Exercise task:
Copy out all the records exactly.

Dataset entries
____

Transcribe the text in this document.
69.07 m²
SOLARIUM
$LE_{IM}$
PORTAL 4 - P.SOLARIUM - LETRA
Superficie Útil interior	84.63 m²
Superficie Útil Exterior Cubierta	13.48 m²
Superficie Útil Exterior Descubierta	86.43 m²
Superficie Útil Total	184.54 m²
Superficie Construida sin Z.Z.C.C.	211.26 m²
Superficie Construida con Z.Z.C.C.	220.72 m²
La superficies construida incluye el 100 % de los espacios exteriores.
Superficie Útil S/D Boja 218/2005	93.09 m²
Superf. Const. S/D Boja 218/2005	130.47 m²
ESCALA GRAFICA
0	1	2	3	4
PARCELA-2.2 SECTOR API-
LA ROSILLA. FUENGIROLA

____

Output of the exercise:
Transcribe the text in this document.
69.07 m²
SOLARIUM
$LE_{IM}$
PORTAL 4 - P.SOLARIUM - LETRA
Superficie Útil interior	84.63 m²
Superficie Útil Exterior Cubierta	13.48 m²
Superficie Útil Exterior Descubierta	86.43 m²
Superficie Útil Total	184.54 m²
Superficie Construida sin Z.Z.C.C.	211.26 m²
Superficie Construida con Z.Z.C.C.	220.72 m²
La superficies construida incluye el 100 % de los espacios exteriores.
Superficie Útil S/D Boja 218/2005	93.09 m²
Superf. Const. S/D Boja 218/2005	130.47 m²
ESCALA GRAFICA
0	1	2	3	4
PARCELA-2.2 SECTOR API-
LA ROSILLA. FUENGIROLA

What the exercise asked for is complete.